Task instructions:
Transcribe all of the material exactly. Any picture in it should be left out.

[Data excerpts]

┌────────

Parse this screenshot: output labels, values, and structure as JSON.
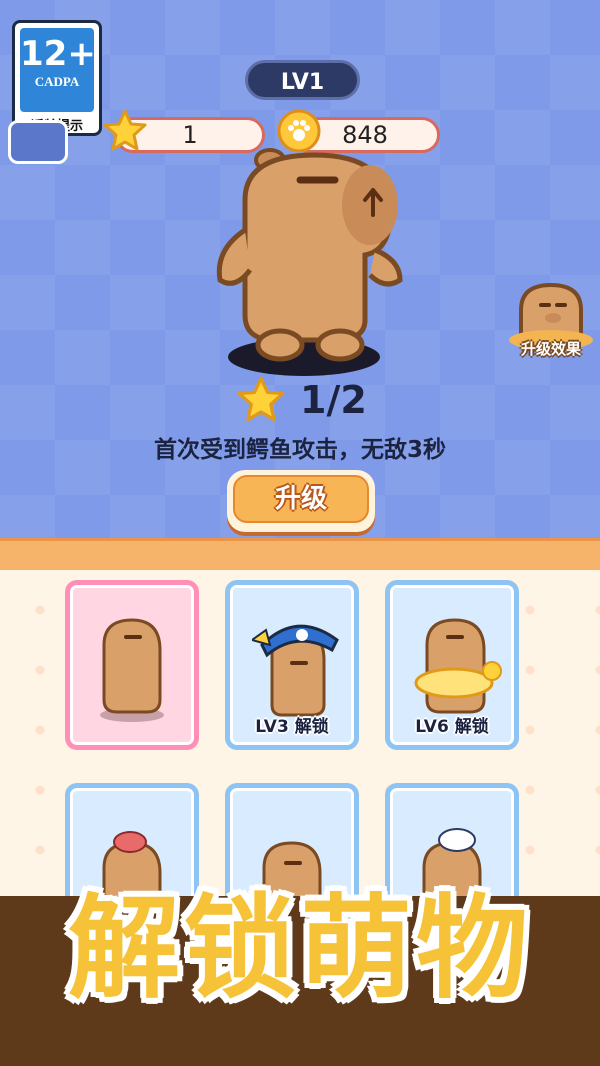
{
  "age_rating": {
    "number": "12+",
    "org": "CADPA",
    "tip": "适龄提示"
  },
  "header": {
    "level": "LV1",
    "stars": "1",
    "coins": "848"
  },
  "pet": {
    "level_progress": "1/2",
    "description": "首次受到鳄鱼攻击，无敌3秒"
  },
  "side_button": {
    "label": "升级效果"
  },
  "upgrade_button": {
    "label": "升级"
  },
  "cards": [
    {
      "caption": "",
      "selected": true
    },
    {
      "caption": "LV3 解锁",
      "selected": false
    },
    {
      "caption": "LV6 解锁",
      "selected": false
    },
    {
      "caption": "",
      "selected": false
    },
    {
      "caption": "",
      "selected": false
    },
    {
      "caption": "",
      "selected": false
    }
  ],
  "banner": {
    "text": "解锁萌物"
  },
  "colors": {
    "sky": "#7e9ae8",
    "capybara": "#d9a06a",
    "accent_orange": "#f7b556",
    "banner_text": "#f6c338",
    "card_selected": "#ff8fb6",
    "card_locked": "#8ec4f4"
  }
}
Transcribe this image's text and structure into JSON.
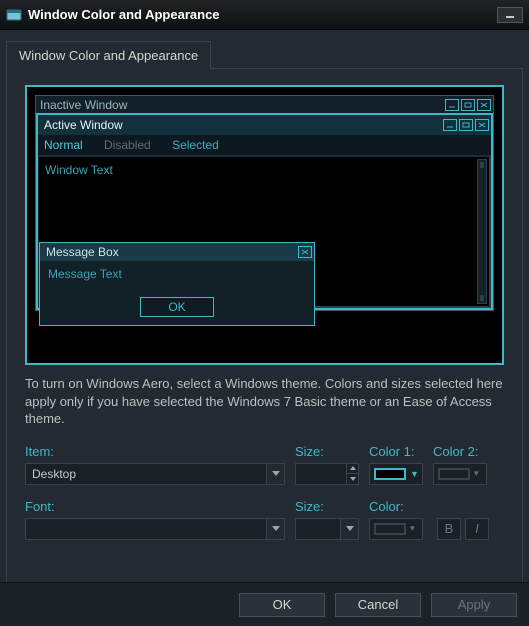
{
  "title": "Window Color and Appearance",
  "tab_label": "Window Color and Appearance",
  "preview": {
    "inactive_title": "Inactive Window",
    "active_title": "Active Window",
    "menu": {
      "normal": "Normal",
      "disabled": "Disabled",
      "selected": "Selected"
    },
    "window_text": "Window Text",
    "msgbox_title": "Message Box",
    "msgbox_text": "Message Text",
    "msgbox_ok": "OK"
  },
  "description": "To turn on Windows Aero, select a Windows theme.  Colors and sizes selected here apply only if you have selected the Windows 7 Basic theme or an Ease of Access theme.",
  "form": {
    "item_label": "Item:",
    "item_value": "Desktop",
    "size_label": "Size:",
    "color1_label": "Color 1:",
    "color2_label": "Color 2:",
    "font_label": "Font:",
    "font_size_label": "Size:",
    "font_color_label": "Color:",
    "bold": "B",
    "italic": "I"
  },
  "actions": {
    "ok": "OK",
    "cancel": "Cancel",
    "apply": "Apply"
  },
  "colors": {
    "accent": "#3fb8c9",
    "panel": "#232a31",
    "border": "#3a434c"
  }
}
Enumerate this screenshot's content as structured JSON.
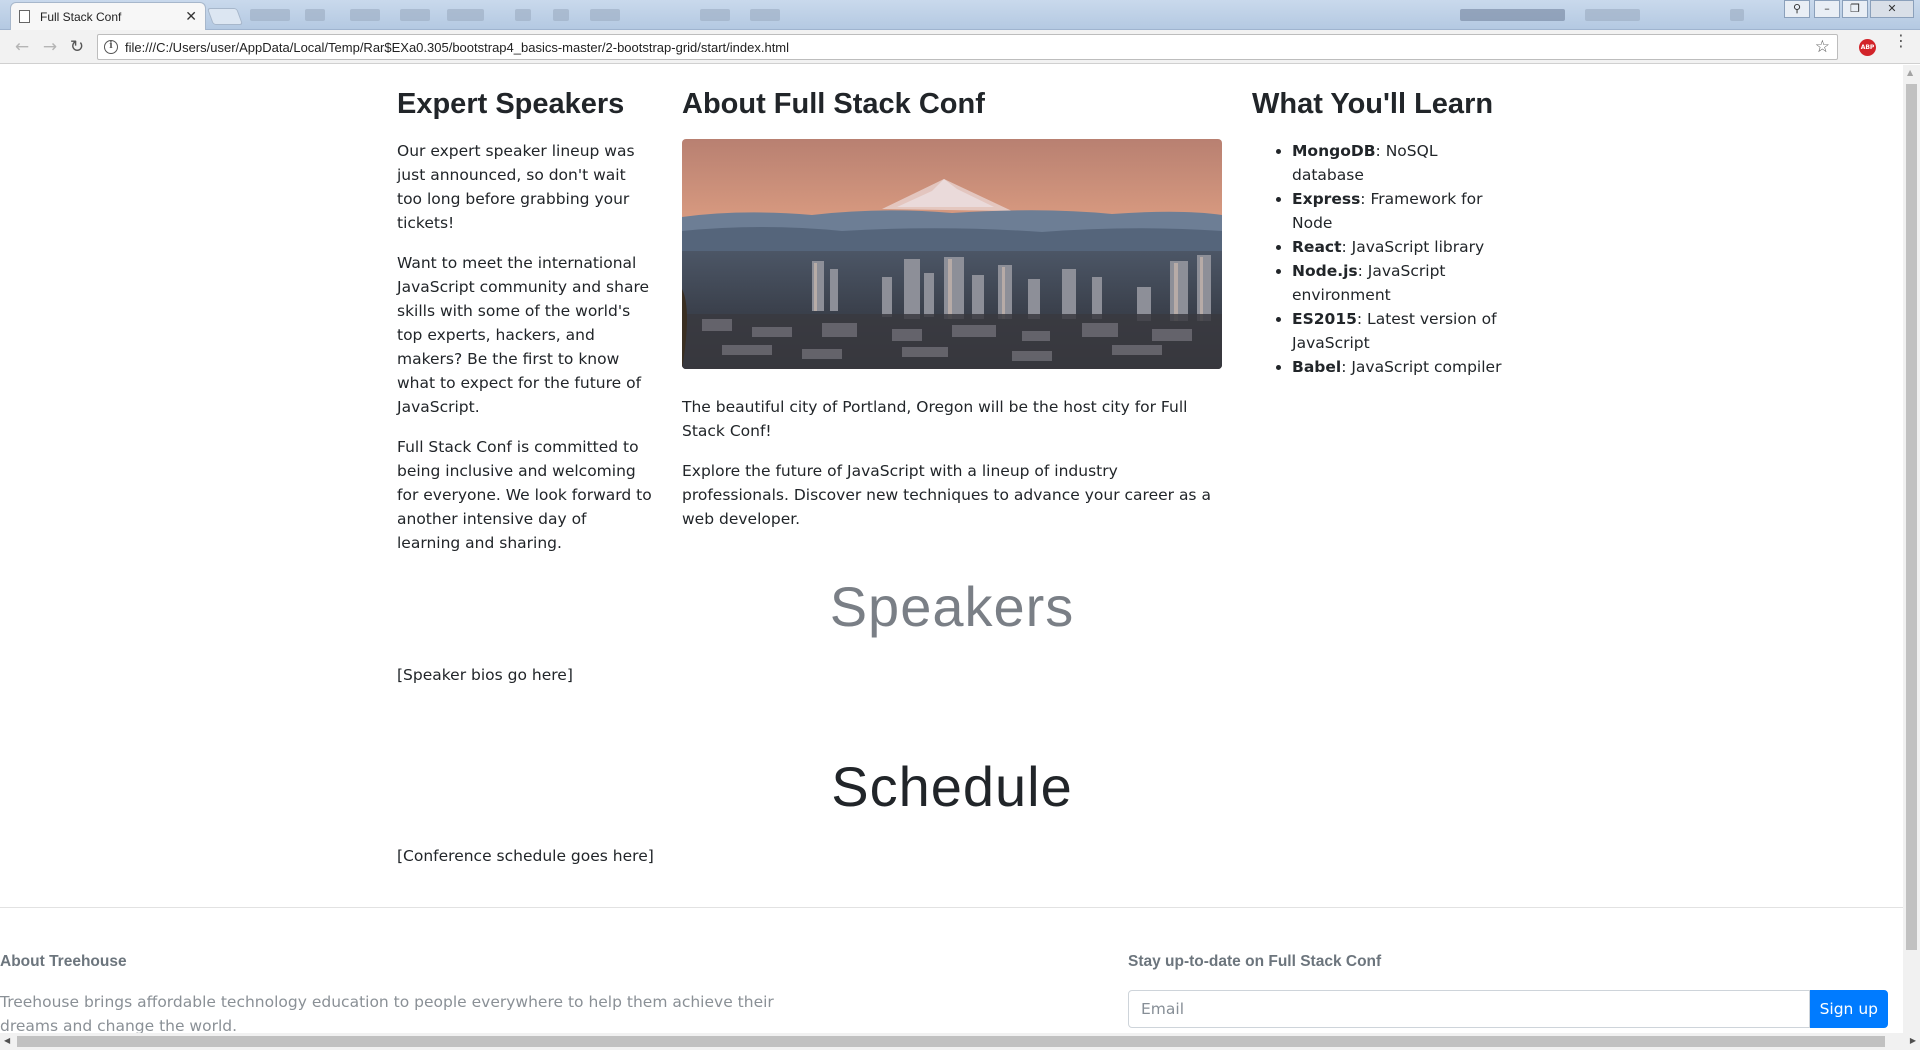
{
  "browser": {
    "tab_title": "Full Stack Conf",
    "tab_close": "✕",
    "url": "file:///C:/Users/user/AppData/Local/Temp/Rar$EXa0.305/bootstrap4_basics-master/2-bootstrap-grid/start/index.html",
    "adblock_label": "ABP",
    "icons": [
      "back-arrow-icon",
      "forward-arrow-icon",
      "reload-icon",
      "info-icon",
      "star-icon",
      "menu-icon"
    ]
  },
  "columns": {
    "left": {
      "heading": "Expert Speakers",
      "paragraphs": [
        "Our expert speaker lineup was just announced, so don't wait too long before grabbing your tickets!",
        "Want to meet the international JavaScript community and share skills with some of the world's top experts, hackers, and makers? Be the first to know what to expect for the future of JavaScript.",
        "Full Stack Conf is committed to being inclusive and welcoming for everyone. We look forward to another intensive day of learning and sharing."
      ]
    },
    "middle": {
      "heading": "About Full Stack Conf",
      "paragraphs": [
        "The beautiful city of Portland, Oregon will be the host city for Full Stack Conf!",
        "Explore the future of JavaScript with a lineup of industry professionals. Discover new techniques to advance your career as a web developer."
      ]
    },
    "right": {
      "heading": "What You'll Learn",
      "items": [
        {
          "term": "MongoDB",
          "desc": ": NoSQL database"
        },
        {
          "term": "Express",
          "desc": ": Framework for Node"
        },
        {
          "term": "React",
          "desc": ": JavaScript library"
        },
        {
          "term": "Node.js",
          "desc": ": JavaScript environment"
        },
        {
          "term": "ES2015",
          "desc": ": Latest version of JavaScript"
        },
        {
          "term": "Babel",
          "desc": ": JavaScript compiler"
        }
      ]
    }
  },
  "speakers": {
    "title": "Speakers",
    "placeholder": "[Speaker bios go here]"
  },
  "schedule": {
    "title": "Schedule",
    "placeholder": "[Conference schedule goes here]"
  },
  "footer": {
    "about_heading": "About Treehouse",
    "about_text": "Treehouse brings affordable technology education to people everywhere to help them achieve their dreams and change the world.",
    "newsletter_heading": "Stay up-to-date on Full Stack Conf",
    "email_placeholder": "Email",
    "signup_label": "Sign up"
  },
  "colors": {
    "primary": "#007bff",
    "muted": "#6c757d",
    "text": "#212529"
  }
}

└────────

Written response:
Parse this screenshot: output labels, values, and structure as JSON.
{
  "age_rating": {
    "number": "12+",
    "org": "CADPA",
    "tip": "适龄提示"
  },
  "header": {
    "level": "LV1",
    "stars": "1",
    "coins": "848"
  },
  "pet": {
    "level_progress": "1/2",
    "description": "首次受到鳄鱼攻击，无敌3秒"
  },
  "side_button": {
    "label": "升级效果"
  },
  "upgrade_button": {
    "label": "升级"
  },
  "cards": [
    {
      "caption": "",
      "selected": true
    },
    {
      "caption": "LV3 解锁",
      "selected": false
    },
    {
      "caption": "LV6 解锁",
      "selected": false
    },
    {
      "caption": "",
      "selected": false
    },
    {
      "caption": "",
      "selected": false
    },
    {
      "caption": "",
      "selected": false
    }
  ],
  "banner": {
    "text": "解锁萌物"
  },
  "colors": {
    "sky": "#7e9ae8",
    "capybara": "#d9a06a",
    "accent_orange": "#f7b556",
    "banner_text": "#f6c338",
    "card_selected": "#ff8fb6",
    "card_locked": "#8ec4f4"
  }
}
Transcribe this image's text and structure into JSON.
{
  "title": "Window Color and Appearance",
  "tab_label": "Window Color and Appearance",
  "preview": {
    "inactive_title": "Inactive Window",
    "active_title": "Active Window",
    "menu": {
      "normal": "Normal",
      "disabled": "Disabled",
      "selected": "Selected"
    },
    "window_text": "Window Text",
    "msgbox_title": "Message Box",
    "msgbox_text": "Message Text",
    "msgbox_ok": "OK"
  },
  "description": "To turn on Windows Aero, select a Windows theme.  Colors and sizes selected here apply only if you have selected the Windows 7 Basic theme or an Ease of Access theme.",
  "form": {
    "item_label": "Item:",
    "item_value": "Desktop",
    "size_label": "Size:",
    "color1_label": "Color 1:",
    "color2_label": "Color 2:",
    "font_label": "Font:",
    "font_size_label": "Size:",
    "font_color_label": "Color:",
    "bold": "B",
    "italic": "I"
  },
  "actions": {
    "ok": "OK",
    "cancel": "Cancel",
    "apply": "Apply"
  },
  "colors": {
    "accent": "#3fb8c9",
    "panel": "#232a31",
    "border": "#3a434c"
  }
}
Enumerate this screenshot's content as structured JSON.
{
  "browser": {
    "tab_title": "Full Stack Conf",
    "tab_close": "✕",
    "url": "file:///C:/Users/user/AppData/Local/Temp/Rar$EXa0.305/bootstrap4_basics-master/2-bootstrap-grid/start/index.html",
    "adblock_label": "ABP",
    "icons": [
      "back-arrow-icon",
      "forward-arrow-icon",
      "reload-icon",
      "info-icon",
      "star-icon",
      "menu-icon"
    ]
  },
  "columns": {
    "left": {
      "heading": "Expert Speakers",
      "paragraphs": [
        "Our expert speaker lineup was just announced, so don't wait too long before grabbing your tickets!",
        "Want to meet the international JavaScript community and share skills with some of the world's top experts, hackers, and makers? Be the first to know what to expect for the future of JavaScript.",
        "Full Stack Conf is committed to being inclusive and welcoming for everyone. We look forward to another intensive day of learning and sharing."
      ]
    },
    "middle": {
      "heading": "About Full Stack Conf",
      "paragraphs": [
        "The beautiful city of Portland, Oregon will be the host city for Full Stack Conf!",
        "Explore the future of JavaScript with a lineup of industry professionals. Discover new techniques to advance your career as a web developer."
      ]
    },
    "right": {
      "heading": "What You'll Learn",
      "items": [
        {
          "term": "MongoDB",
          "desc": ": NoSQL database"
        },
        {
          "term": "Express",
          "desc": ": Framework for Node"
        },
        {
          "term": "React",
          "desc": ": JavaScript library"
        },
        {
          "term": "Node.js",
          "desc": ": JavaScript environment"
        },
        {
          "term": "ES2015",
          "desc": ": Latest version of JavaScript"
        },
        {
          "term": "Babel",
          "desc": ": JavaScript compiler"
        }
      ]
    }
  },
  "speakers": {
    "title": "Speakers",
    "placeholder": "[Speaker bios go here]"
  },
  "schedule": {
    "title": "Schedule",
    "placeholder": "[Conference schedule goes here]"
  },
  "footer": {
    "about_heading": "About Treehouse",
    "about_text": "Treehouse brings affordable technology education to people everywhere to help them achieve their dreams and change the world.",
    "newsletter_heading": "Stay up-to-date on Full Stack Conf",
    "email_placeholder": "Email",
    "signup_label": "Sign up"
  },
  "colors": {
    "primary": "#007bff",
    "muted": "#6c757d",
    "text": "#212529"
  }
}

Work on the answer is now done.